[Written problem] Scan the listing below and copy every line holding "celui".

[Extracted entries]
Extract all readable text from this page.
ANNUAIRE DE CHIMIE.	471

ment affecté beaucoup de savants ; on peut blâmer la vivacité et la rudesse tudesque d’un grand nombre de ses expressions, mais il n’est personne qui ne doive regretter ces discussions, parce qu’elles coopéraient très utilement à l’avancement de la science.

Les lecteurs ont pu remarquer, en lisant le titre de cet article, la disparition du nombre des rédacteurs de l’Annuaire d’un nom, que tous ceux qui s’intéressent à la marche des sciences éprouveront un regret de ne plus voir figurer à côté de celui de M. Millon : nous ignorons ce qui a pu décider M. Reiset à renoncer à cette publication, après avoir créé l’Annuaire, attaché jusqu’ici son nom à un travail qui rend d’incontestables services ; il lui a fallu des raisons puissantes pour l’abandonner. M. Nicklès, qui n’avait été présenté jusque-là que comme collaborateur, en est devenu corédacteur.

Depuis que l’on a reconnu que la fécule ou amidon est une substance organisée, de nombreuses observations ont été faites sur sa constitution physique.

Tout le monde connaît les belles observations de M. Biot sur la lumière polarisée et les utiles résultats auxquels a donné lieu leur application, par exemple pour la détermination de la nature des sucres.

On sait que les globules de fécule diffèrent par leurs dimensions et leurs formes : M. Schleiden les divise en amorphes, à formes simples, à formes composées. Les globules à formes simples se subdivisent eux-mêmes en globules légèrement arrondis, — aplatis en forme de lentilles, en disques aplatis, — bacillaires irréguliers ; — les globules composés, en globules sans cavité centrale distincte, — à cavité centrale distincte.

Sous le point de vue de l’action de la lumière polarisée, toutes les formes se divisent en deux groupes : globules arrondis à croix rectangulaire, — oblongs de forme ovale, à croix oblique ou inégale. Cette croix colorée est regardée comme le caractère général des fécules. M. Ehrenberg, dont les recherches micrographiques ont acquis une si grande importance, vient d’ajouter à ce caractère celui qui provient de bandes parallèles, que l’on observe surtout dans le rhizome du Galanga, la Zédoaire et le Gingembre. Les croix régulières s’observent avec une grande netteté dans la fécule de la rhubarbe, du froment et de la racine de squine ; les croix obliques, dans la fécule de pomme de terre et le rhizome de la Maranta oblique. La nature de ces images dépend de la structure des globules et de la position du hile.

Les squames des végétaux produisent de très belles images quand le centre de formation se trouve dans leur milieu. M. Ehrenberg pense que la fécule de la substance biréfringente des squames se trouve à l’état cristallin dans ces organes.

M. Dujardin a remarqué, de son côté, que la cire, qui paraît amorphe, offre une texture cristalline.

[Task answer]
Les lecteurs ont pu remarquer, en lisant le titre de cet article, la disparition du nombre des rédacteurs de l’Annuaire d’un nom, que tous ceux qui s’intéressent à la marche des sciences éprouveront un regret de ne plus voir figurer à côté de celui de M. Millon : nous ignorons ce qui a pu décider M. Reiset à renoncer à cette publication, après avoir créé l’Annuaire, attaché jusqu’ici son nom à un travail qui rend d’incontestables services ; il lui a fallu des raisons puissantes pour l’abandonner. M. Nicklès, qui n’avait été présenté jusque-là que comme collaborateur, en est devenu corédacteur.
Sous le point de vue de l’action de la lumière polarisée, toutes les formes se divisent en deux groupes : globules arrondis à croix rectangulaire, — oblongs de forme ovale, à croix oblique ou inégale. Cette croix colorée est regardée comme le caractère général des fécules. M. Ehrenberg, dont les recherches micrographiques ont acquis une si grande importance, vient d’ajouter à ce caractère celui qui provient de bandes parallèles, que l’on observe surtout dans le rhizome du Galanga, la Zédoaire et le Gingembre. Les croix régulières s’observent avec une grande netteté dans la fécule de la rhubarbe, du froment et de la racine de squine ; les croix obliques, dans la fécule de pomme de terre et le rhizome de la Maranta oblique. La nature de ces images dépend de la structure des globules et de la position du hile.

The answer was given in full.